* Begin Provided information *

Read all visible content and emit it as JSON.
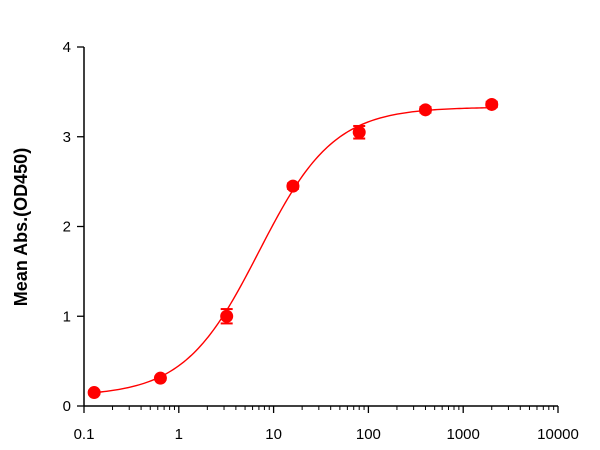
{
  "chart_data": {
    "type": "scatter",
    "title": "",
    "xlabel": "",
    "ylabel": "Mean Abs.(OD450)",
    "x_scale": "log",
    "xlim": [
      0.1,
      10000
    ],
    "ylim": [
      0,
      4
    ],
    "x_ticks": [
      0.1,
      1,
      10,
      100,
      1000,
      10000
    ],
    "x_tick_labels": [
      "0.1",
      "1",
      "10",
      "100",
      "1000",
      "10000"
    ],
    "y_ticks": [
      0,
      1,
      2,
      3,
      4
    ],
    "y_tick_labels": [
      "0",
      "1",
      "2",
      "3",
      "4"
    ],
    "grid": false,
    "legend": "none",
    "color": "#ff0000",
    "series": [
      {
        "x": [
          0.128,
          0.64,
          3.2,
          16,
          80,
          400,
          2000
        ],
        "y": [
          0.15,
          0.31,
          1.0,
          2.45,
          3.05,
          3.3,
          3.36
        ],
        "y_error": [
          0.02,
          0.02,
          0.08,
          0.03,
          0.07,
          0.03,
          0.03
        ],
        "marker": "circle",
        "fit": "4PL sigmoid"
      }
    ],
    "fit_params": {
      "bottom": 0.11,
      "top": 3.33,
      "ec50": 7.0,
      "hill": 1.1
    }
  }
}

* End Provided information *

Objective. Set each line of the records down exactly, leaving every picture out.

Reply to the exercise.
Read all visible content and emit it as JSON.
{
  "chart_data": {
    "type": "scatter",
    "title": "",
    "xlabel": "",
    "ylabel": "Mean Abs.(OD450)",
    "x_scale": "log",
    "xlim": [
      0.1,
      10000
    ],
    "ylim": [
      0,
      4
    ],
    "x_ticks": [
      0.1,
      1,
      10,
      100,
      1000,
      10000
    ],
    "x_tick_labels": [
      "0.1",
      "1",
      "10",
      "100",
      "1000",
      "10000"
    ],
    "y_ticks": [
      0,
      1,
      2,
      3,
      4
    ],
    "y_tick_labels": [
      "0",
      "1",
      "2",
      "3",
      "4"
    ],
    "grid": false,
    "legend": "none",
    "color": "#ff0000",
    "series": [
      {
        "x": [
          0.128,
          0.64,
          3.2,
          16,
          80,
          400,
          2000
        ],
        "y": [
          0.15,
          0.31,
          1.0,
          2.45,
          3.05,
          3.3,
          3.36
        ],
        "y_error": [
          0.02,
          0.02,
          0.08,
          0.03,
          0.07,
          0.03,
          0.03
        ],
        "marker": "circle",
        "fit": "4PL sigmoid"
      }
    ],
    "fit_params": {
      "bottom": 0.11,
      "top": 3.33,
      "ec50": 7.0,
      "hill": 1.1
    }
  }
}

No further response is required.